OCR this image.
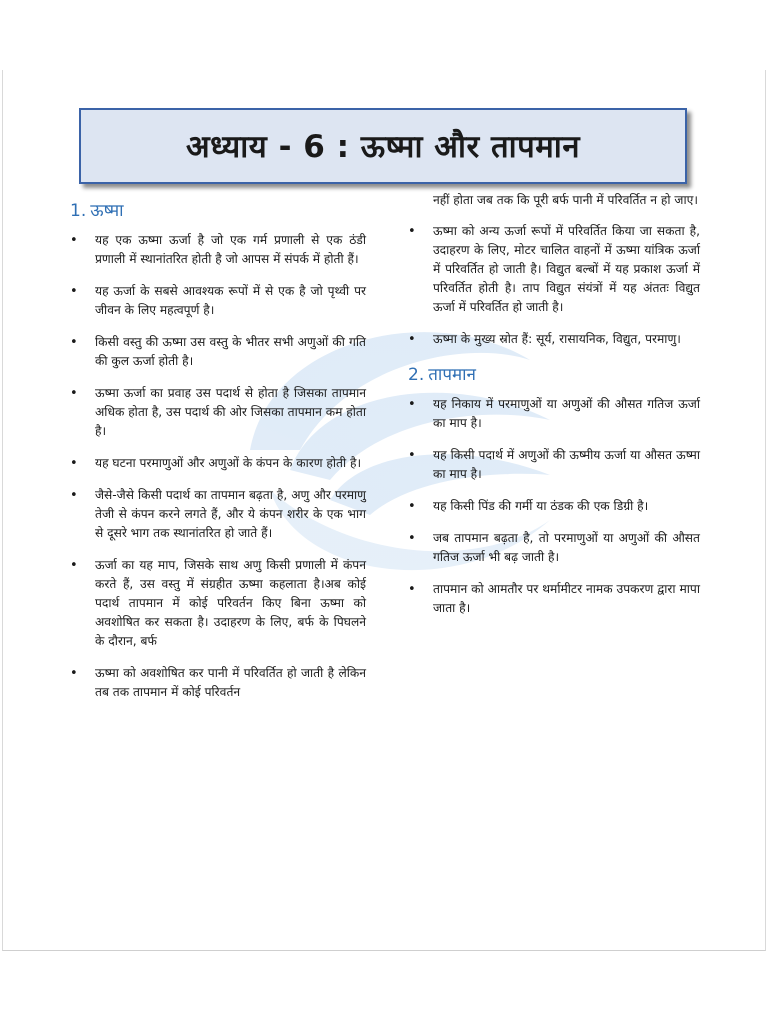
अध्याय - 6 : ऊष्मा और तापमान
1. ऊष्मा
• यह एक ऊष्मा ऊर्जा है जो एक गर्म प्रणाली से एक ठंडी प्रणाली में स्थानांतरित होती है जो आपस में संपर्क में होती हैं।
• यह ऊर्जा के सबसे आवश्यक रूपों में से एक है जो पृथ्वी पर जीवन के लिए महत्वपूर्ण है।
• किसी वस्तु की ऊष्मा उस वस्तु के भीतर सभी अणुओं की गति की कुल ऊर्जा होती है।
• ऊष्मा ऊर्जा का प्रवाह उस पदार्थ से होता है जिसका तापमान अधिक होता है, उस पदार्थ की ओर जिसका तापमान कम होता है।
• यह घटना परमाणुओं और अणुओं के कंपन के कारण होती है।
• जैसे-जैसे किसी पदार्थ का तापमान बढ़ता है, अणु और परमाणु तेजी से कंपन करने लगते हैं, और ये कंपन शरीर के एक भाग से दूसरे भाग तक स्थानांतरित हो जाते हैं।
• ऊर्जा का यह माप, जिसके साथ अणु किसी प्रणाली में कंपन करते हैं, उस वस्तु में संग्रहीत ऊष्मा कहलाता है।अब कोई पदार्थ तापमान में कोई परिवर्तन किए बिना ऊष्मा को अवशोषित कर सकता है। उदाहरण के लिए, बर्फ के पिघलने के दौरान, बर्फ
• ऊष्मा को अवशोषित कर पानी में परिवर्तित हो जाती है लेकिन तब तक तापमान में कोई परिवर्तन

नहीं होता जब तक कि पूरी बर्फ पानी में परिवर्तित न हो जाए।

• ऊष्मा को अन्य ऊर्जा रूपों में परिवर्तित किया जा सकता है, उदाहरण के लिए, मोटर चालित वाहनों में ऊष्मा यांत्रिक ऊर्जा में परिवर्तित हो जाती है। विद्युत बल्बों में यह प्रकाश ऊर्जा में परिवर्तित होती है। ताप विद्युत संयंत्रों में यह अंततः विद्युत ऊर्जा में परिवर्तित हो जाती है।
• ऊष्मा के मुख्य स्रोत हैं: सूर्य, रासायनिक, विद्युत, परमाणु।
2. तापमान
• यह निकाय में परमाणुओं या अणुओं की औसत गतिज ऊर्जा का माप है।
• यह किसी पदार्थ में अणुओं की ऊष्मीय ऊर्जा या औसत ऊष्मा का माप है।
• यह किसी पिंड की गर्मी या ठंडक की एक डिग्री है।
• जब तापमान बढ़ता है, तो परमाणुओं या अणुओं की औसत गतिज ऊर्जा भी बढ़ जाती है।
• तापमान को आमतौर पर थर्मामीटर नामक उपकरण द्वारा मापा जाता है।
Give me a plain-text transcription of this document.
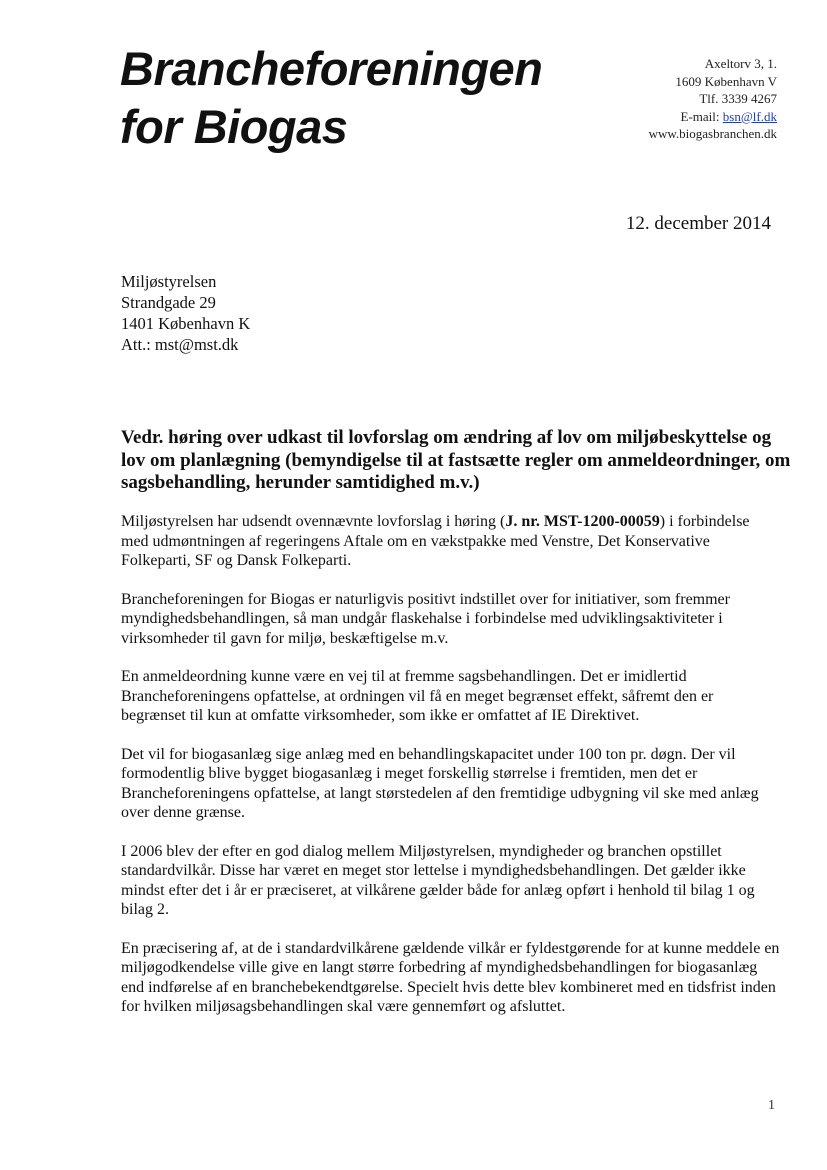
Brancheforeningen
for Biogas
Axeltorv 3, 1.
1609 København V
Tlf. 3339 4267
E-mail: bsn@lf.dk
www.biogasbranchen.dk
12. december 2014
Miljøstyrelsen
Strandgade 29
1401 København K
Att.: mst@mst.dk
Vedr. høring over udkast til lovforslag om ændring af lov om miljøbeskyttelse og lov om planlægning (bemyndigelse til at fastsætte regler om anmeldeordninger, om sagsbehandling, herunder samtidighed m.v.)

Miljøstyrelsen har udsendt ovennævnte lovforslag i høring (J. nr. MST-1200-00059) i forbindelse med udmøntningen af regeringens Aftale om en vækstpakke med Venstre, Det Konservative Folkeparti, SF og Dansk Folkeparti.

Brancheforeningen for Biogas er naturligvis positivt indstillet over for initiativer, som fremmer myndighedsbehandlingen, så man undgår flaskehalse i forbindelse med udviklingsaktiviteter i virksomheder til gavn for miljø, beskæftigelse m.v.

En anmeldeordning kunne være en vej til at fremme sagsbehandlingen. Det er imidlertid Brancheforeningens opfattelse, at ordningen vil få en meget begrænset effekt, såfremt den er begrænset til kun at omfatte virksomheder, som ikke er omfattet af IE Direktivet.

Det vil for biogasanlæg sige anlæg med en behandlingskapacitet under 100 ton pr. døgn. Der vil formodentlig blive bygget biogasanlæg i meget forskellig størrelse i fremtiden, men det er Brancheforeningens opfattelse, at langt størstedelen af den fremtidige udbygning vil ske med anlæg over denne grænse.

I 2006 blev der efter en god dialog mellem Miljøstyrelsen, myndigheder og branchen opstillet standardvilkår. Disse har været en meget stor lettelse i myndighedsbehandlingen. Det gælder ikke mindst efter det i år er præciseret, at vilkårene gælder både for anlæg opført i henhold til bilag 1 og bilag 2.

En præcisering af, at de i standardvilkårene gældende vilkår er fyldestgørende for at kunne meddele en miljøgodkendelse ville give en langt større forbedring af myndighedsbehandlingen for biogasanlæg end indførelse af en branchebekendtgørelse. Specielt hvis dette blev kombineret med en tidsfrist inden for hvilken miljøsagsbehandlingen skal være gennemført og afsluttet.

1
******************************
Exercise goal:
Report how many lines hold the string "this", giving the number and nothing else.

Written response:
2